- What this task involves:
Filter the data for lines with the word "JSON", then copy every line so identified.

- Dataset items:

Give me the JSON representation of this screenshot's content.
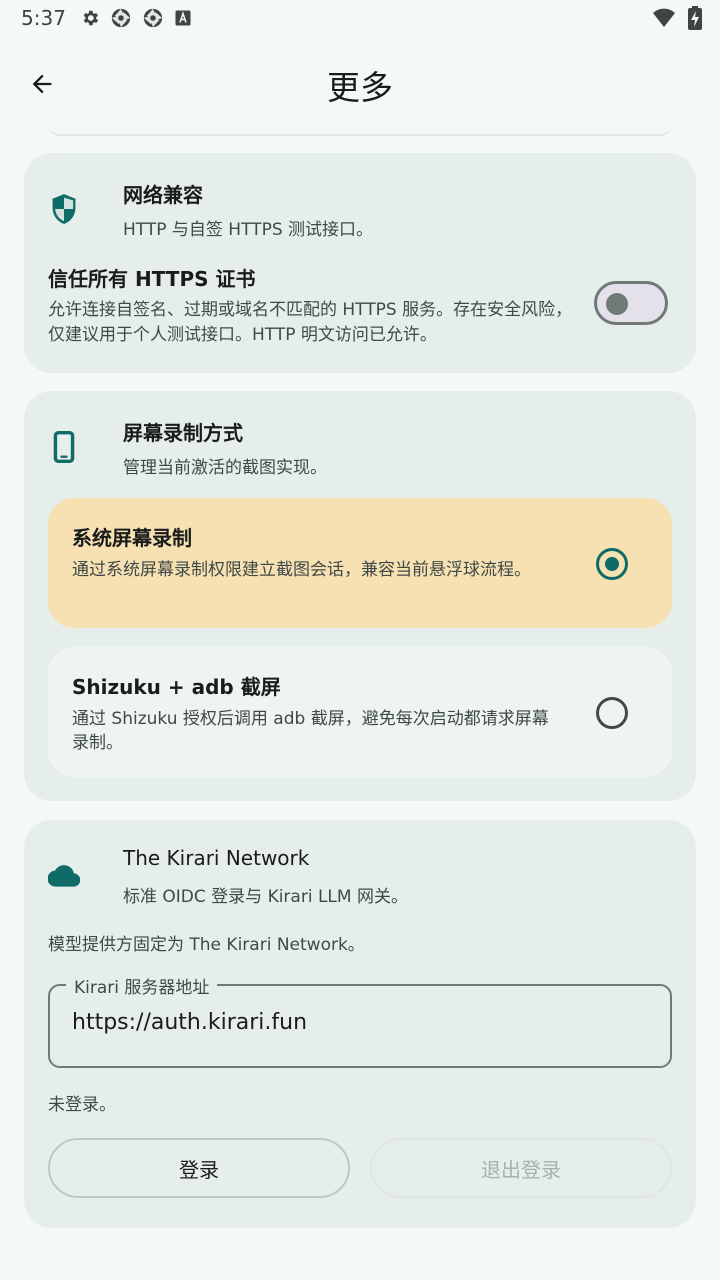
{
  "status_bar": {
    "time": "5:37",
    "left_icons": [
      "settings-icon",
      "aperture-icon",
      "aperture-icon",
      "font-icon"
    ],
    "right_icons": [
      "wifi-icon",
      "battery-charging-icon"
    ]
  },
  "app_bar": {
    "back_icon": "arrow-back-icon",
    "title": "更多"
  },
  "network_card": {
    "icon": "shield-icon",
    "title": "网络兼容",
    "subtitle": "HTTP 与自签 HTTPS 测试接口。",
    "setting": {
      "title": "信任所有 HTTPS 证书",
      "description": "允许连接自签名、过期或域名不匹配的 HTTPS 服务。存在安全风险，仅建议用于个人测试接口。HTTP 明文访问已允许。",
      "enabled": false
    }
  },
  "capture_card": {
    "icon": "smartphone-icon",
    "title": "屏幕录制方式",
    "subtitle": "管理当前激活的截图实现。",
    "options": [
      {
        "title": "系统屏幕录制",
        "description": "通过系统屏幕录制权限建立截图会话，兼容当前悬浮球流程。",
        "selected": true
      },
      {
        "title": "Shizuku + adb 截屏",
        "description": "通过 Shizuku 授权后调用 adb 截屏，避免每次启动都请求屏幕录制。",
        "selected": false
      }
    ]
  },
  "kirari_card": {
    "icon": "cloud-icon",
    "title": "The Kirari Network",
    "subtitle": "标准 OIDC 登录与 Kirari LLM 网关。",
    "provider_note": "模型提供方固定为 The Kirari Network。",
    "server_field": {
      "label": "Kirari 服务器地址",
      "value": "https://auth.kirari.fun"
    },
    "login_status": "未登录。",
    "login_button": "登录",
    "logout_button": "退出登录"
  },
  "colors": {
    "accent": "#0f6b66",
    "selected_option_bg": "#f7e1b3",
    "card_bg": "#e6eeeb",
    "page_bg": "#f4f8f6"
  }
}
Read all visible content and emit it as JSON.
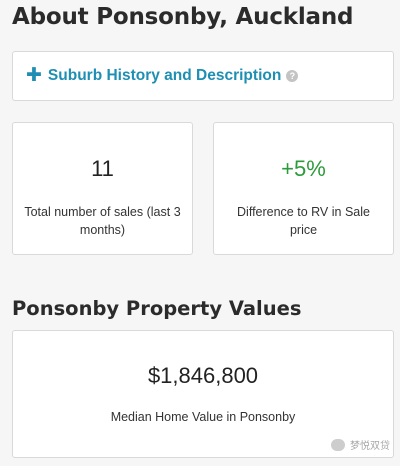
{
  "header": {
    "title": "About Ponsonby, Auckland"
  },
  "history": {
    "label": "Suburb History and Description"
  },
  "stats": [
    {
      "value": "11",
      "label": "Total number of sales (last 3 months)"
    },
    {
      "value": "+5%",
      "label": "Difference to RV in Sale price"
    }
  ],
  "values_section": {
    "title": "Ponsonby Property Values",
    "median_value": "$1,846,800",
    "median_label": "Median Home Value in Ponsonby"
  },
  "watermark": {
    "text": "梦悦双贷"
  },
  "colors": {
    "link": "#1e8fb3",
    "positive": "#2d9b3b"
  }
}
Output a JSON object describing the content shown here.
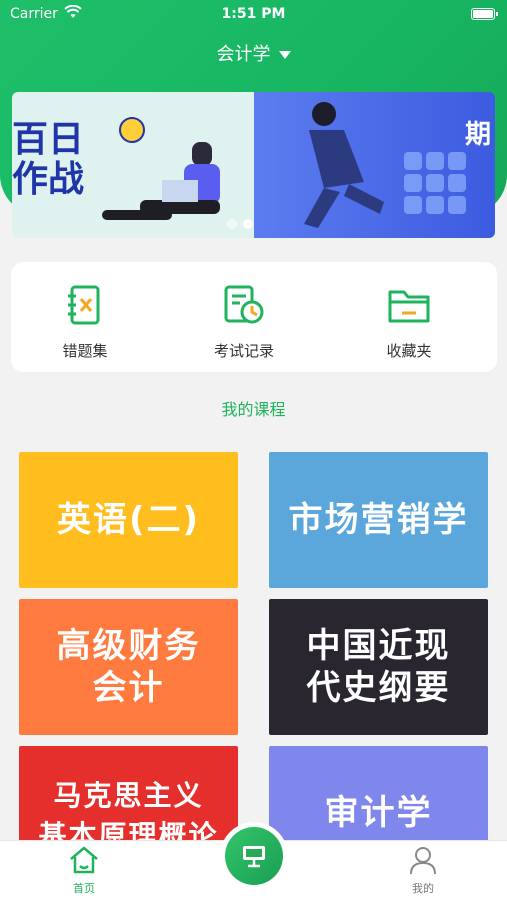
{
  "status_bar": {
    "carrier": "Carrier",
    "time": "1:51 PM"
  },
  "header": {
    "subject": "会计学"
  },
  "banner": {
    "slide1_text": "百日\n作战",
    "slide2_text": "期"
  },
  "shortcuts": [
    {
      "label": "错题集",
      "icon": "notebook-x-icon"
    },
    {
      "label": "考试记录",
      "icon": "clock-document-icon"
    },
    {
      "label": "收藏夹",
      "icon": "folder-icon"
    }
  ],
  "section_title": "我的课程",
  "courses": [
    {
      "title": "英语(二)"
    },
    {
      "title": "市场营销学"
    },
    {
      "title": "高级财务\n会计"
    },
    {
      "title": "中国近现\n代史纲要"
    },
    {
      "title": "马克思主义\n基本原理概论"
    },
    {
      "title": "审计学"
    }
  ],
  "tabbar": {
    "home": "首页",
    "mine": "我的"
  },
  "colors": {
    "accent": "#1fb35c"
  }
}
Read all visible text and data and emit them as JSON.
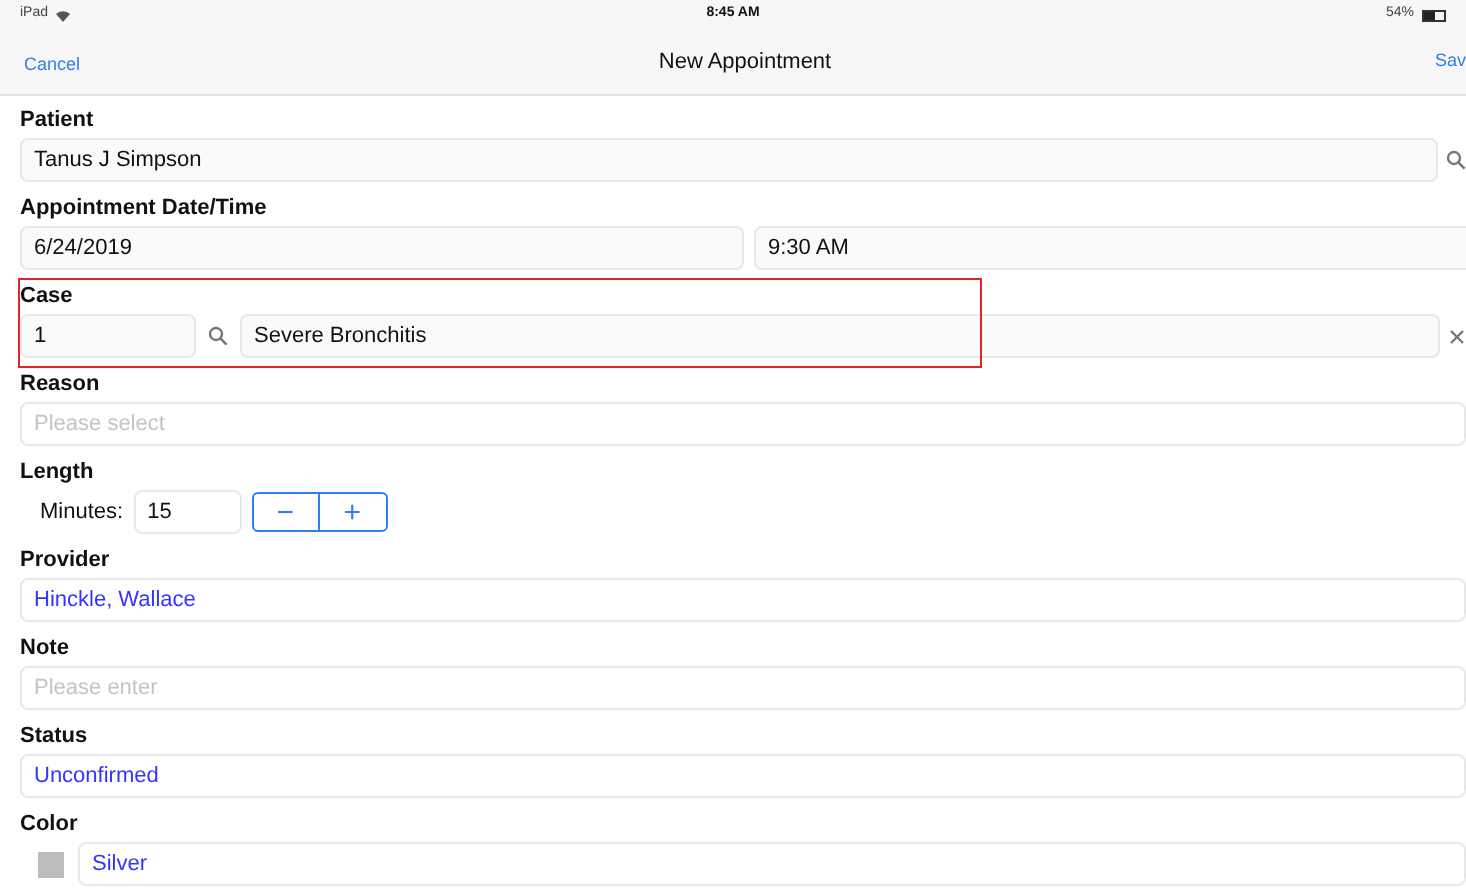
{
  "status_bar": {
    "device": "iPad",
    "time": "8:45 AM",
    "battery": "54%"
  },
  "nav": {
    "cancel": "Cancel",
    "title": "New Appointment",
    "save": "Sav"
  },
  "sections": [
    {
      "kind": "search",
      "label": "Patient",
      "value": "Tanus J Simpson"
    },
    {
      "kind": "datetime",
      "label": "Appointment Date/Time",
      "date": "6/24/2019",
      "time": "9:30 AM"
    },
    {
      "kind": "case",
      "label": "Case",
      "number": "1",
      "value": "Severe Bronchitis",
      "highlighted": true
    },
    {
      "kind": "picker",
      "label": "Reason",
      "placeholder": "Please select"
    },
    {
      "kind": "stepper",
      "label": "Length",
      "unit_label": "Minutes:",
      "value": "15",
      "minus": "−",
      "plus": "+"
    },
    {
      "kind": "picker",
      "label": "Provider",
      "value": "Hinckle, Wallace"
    },
    {
      "kind": "text",
      "label": "Note",
      "placeholder": "Please enter"
    },
    {
      "kind": "picker",
      "label": "Status",
      "value": "Unconfirmed"
    },
    {
      "kind": "color",
      "label": "Color",
      "value": "Silver",
      "color": "#bdbdbd"
    }
  ]
}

- Response:
Give me the JSON representation of this screenshot's content.
Read all visible content and emit it as JSON.
Output a JSON object describing the content shown here.
Read all visible text and data and emit them as JSON.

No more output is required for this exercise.